The nursery school to which I went most mornings between the ages of three and five was a brightly painted building in the lush university town of Zomba, in the southern part of Malawi. It was surrounded by an assortment of climbing frames, sand-pits, colorful shrubs and other garden paraphernalia placed there for the delight of my fellow toddlers and me. Several other important institutions surrounded the nursery school. On one side was a large Presbyterian church built in red brick. Perpendicular to the church stretched the third hole of the colonial-era gymkhana club golf course, and right across the road there was an imposing police station. Lastly, there was our noisiest neighbor, the local headquarters of the Malawi Young Pioneers, a paramilitary group fiercely loyal to the country’s life-president, Hastings Kamuzu Banda.

The Young Pioneers’ favored pursuits ranged from harassing members of the public at random to plunging suspected political dissidents into baths filled with acid. Local golfers had therefore to be very careful indeed when hitting their approach shots on the third. Between a garden full of small children and a church in service it was tough to know which would be the worst landing spot for any wayward shots. But what tended to encourage cautious play most of all was the frequent sight of groups of Young Pioneers idling atop the wall of their compound, legs in combat trousers dangling not far above the bunker protecting the green. This was the Malawi of the early 90s, and in those days most tended to play it safe.

The poet Jack Mapanje was having a beer with a friend in the clubhouse bar one afternoon in 1987 when he was told there was somebody to see him. He found the local police commissioner, perched on a bar stool, hat on, cane tucked under one arm. The commissioner looked him in the eye. “You are Dr. Jack Mapanje, head of the English department, Chancellor College, University of Malawi?”

§ **Your goal**: Resume the passage above about Zomba under Banda's rule, starting right after its final sentence.

§ **Recorded information**:
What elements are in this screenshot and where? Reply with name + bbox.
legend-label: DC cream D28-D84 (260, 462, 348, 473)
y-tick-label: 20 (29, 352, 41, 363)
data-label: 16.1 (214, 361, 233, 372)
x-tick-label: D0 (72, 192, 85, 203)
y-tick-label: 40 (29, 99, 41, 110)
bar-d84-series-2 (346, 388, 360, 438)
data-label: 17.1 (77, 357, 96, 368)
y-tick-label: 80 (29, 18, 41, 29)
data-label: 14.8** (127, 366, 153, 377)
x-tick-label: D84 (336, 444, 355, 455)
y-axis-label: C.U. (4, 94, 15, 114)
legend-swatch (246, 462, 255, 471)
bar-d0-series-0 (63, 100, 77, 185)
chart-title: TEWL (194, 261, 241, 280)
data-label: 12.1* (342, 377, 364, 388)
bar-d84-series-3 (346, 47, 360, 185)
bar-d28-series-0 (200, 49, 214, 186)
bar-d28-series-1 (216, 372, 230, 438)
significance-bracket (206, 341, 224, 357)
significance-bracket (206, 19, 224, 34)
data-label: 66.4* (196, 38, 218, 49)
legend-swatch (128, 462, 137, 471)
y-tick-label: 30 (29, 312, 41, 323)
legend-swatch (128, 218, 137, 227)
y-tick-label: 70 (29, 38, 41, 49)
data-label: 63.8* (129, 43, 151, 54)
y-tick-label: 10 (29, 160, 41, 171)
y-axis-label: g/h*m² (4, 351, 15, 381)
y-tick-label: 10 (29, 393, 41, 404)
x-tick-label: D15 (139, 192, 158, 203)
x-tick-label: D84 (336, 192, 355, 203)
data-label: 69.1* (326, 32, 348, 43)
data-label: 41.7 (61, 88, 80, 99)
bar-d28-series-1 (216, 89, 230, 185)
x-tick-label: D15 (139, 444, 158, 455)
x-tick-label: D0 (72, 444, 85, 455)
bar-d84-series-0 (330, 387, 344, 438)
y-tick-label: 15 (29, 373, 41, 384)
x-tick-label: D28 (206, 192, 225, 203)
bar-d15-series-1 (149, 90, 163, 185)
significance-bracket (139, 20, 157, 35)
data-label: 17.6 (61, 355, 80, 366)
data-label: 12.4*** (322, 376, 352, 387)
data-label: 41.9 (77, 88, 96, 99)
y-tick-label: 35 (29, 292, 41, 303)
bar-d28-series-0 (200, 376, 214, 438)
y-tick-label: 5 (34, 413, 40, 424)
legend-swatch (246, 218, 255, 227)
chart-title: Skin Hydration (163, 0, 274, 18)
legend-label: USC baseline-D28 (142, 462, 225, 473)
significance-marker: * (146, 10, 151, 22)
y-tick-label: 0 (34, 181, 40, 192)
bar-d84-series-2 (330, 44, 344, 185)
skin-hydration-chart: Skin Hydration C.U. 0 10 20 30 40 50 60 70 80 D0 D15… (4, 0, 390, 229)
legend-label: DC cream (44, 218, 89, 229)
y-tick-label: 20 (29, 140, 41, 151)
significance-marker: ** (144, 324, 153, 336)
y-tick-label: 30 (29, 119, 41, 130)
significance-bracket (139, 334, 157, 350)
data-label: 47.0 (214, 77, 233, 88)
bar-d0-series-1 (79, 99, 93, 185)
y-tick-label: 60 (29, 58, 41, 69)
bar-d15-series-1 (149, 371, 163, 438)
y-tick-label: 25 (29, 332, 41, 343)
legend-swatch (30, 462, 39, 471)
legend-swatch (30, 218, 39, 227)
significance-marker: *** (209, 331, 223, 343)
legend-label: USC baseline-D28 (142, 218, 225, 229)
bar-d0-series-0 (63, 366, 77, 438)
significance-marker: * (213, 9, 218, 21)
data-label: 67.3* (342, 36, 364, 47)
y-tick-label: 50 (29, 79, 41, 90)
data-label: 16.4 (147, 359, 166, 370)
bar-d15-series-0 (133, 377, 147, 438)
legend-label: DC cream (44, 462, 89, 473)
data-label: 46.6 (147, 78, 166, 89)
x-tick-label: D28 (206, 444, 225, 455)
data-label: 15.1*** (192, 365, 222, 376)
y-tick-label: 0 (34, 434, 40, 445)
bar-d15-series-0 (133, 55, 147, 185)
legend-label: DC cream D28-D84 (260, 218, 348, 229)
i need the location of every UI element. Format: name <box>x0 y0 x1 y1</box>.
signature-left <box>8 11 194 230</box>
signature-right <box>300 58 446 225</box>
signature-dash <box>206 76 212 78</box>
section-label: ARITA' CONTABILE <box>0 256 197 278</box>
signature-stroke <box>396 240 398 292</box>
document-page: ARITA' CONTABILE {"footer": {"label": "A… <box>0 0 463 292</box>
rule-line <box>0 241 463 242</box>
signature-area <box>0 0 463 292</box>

§ **Task response**:
Mapanje confirmed that he was, and was arrested, handcuffed and driven to his office at the university, where the commissioner’s men rifled through his files. They ransacked his home, and at last delivered him to Mikuyu Maximum Security Detention Centre, a bleak prison set in in the flat and featureless floor of the Rift Valley. Here Mapanje, the great figure of Malawian letters, would spend the next three and a half years of his life.

It has taken two full decades for Mapanje to publish his memoirs of those years. In between he has added four books of poetry to his oeuvre and taught at the University of Leeds and the University of Newcastle. And Crocodiles Are Hungry at Night is the poet’s sweeping reflection on a difficult and painful life, a life defined by its scarring confrontation with tyranny in its most naked style. But his story transcends the personal. Mapanje has taken inspiration from Ngugi wa Thiong’o’s classic Detained (1981), by attempting to make his contribution to the (sadly burgeoning) African literature of incarceration function, first and foremost, as an “alternative history of the nation seen through the lens of my prison.” Just as Ngugi had set down his wrath against Jomo Kenyatta on roll after roll of toilet paper, and Wole Soyinka had scribbled between the lines of the few books allowed him by Yakubu Gowon’s military government, so Mapanje finds his own way of continuing to write in jail, hiding pencil lead in his hair and tucking away notes made on soap wrappers in the cracks and crannies of his dilapidated cell. And just like those two, the catacombed poet turns out to be his country’s most vital and furious historian.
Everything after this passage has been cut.